**Task inputs**
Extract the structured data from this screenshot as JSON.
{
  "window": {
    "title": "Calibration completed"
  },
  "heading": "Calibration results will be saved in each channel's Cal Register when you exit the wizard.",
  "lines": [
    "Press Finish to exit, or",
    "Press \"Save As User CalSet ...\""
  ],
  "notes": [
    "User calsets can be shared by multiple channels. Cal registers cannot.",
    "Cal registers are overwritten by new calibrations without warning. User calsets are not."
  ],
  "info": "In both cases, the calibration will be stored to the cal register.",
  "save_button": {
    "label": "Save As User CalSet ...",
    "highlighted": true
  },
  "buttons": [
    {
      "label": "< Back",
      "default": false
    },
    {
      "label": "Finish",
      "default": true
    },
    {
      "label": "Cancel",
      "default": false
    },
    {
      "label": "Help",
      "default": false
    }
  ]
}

* * *

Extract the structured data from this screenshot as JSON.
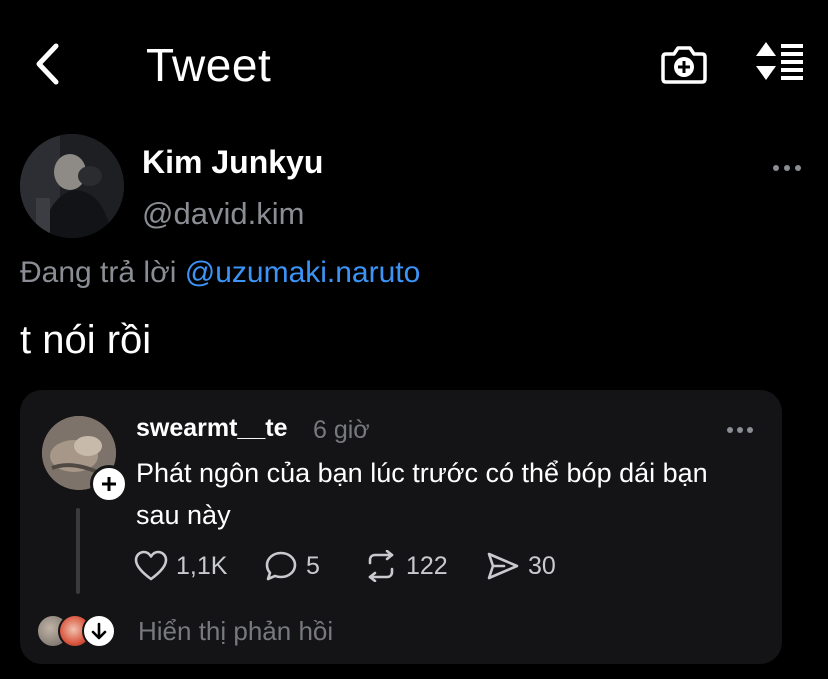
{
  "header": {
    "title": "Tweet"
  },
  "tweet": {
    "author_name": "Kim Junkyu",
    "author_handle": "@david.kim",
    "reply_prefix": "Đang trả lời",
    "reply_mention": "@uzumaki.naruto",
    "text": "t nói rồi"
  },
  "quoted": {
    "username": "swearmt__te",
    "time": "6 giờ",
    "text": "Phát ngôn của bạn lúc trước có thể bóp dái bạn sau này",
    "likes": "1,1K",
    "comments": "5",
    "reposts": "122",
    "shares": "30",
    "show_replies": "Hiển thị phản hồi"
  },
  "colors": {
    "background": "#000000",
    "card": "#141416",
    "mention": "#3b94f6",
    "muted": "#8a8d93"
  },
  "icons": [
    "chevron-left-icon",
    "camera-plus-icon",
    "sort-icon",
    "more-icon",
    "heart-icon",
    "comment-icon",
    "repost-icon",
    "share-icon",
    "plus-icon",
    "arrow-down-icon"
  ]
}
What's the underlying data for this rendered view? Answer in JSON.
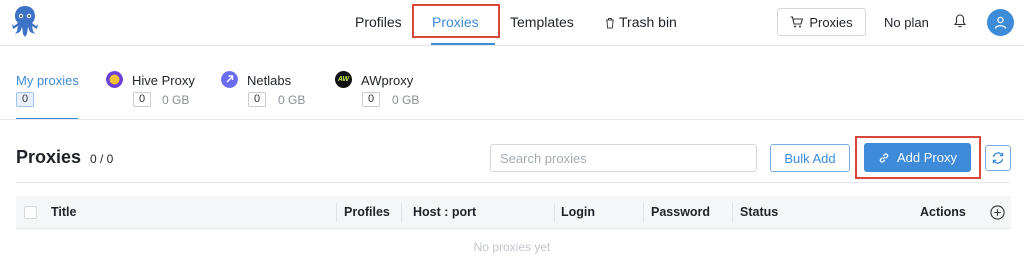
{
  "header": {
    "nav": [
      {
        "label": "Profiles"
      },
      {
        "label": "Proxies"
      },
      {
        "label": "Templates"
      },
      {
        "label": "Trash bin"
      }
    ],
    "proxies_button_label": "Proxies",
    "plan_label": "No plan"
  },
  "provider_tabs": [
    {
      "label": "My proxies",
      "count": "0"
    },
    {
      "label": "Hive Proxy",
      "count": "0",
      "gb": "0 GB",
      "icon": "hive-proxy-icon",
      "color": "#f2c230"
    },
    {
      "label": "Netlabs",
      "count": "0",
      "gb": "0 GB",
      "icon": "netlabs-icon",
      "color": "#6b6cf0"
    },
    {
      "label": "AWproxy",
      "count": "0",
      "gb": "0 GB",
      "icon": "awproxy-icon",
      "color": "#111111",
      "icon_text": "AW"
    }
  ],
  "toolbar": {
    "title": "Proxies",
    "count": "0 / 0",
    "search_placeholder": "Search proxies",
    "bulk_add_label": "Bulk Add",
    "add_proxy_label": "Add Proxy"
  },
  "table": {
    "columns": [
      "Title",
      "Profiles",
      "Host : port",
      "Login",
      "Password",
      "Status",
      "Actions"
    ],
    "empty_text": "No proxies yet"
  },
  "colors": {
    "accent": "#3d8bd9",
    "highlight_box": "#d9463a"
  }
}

**Work to complete**
Reproduce each line of the material containing the word "Press".

**Final result**
    "Press Finish to exit, or",
    "Press \"Save As User CalSet ...\""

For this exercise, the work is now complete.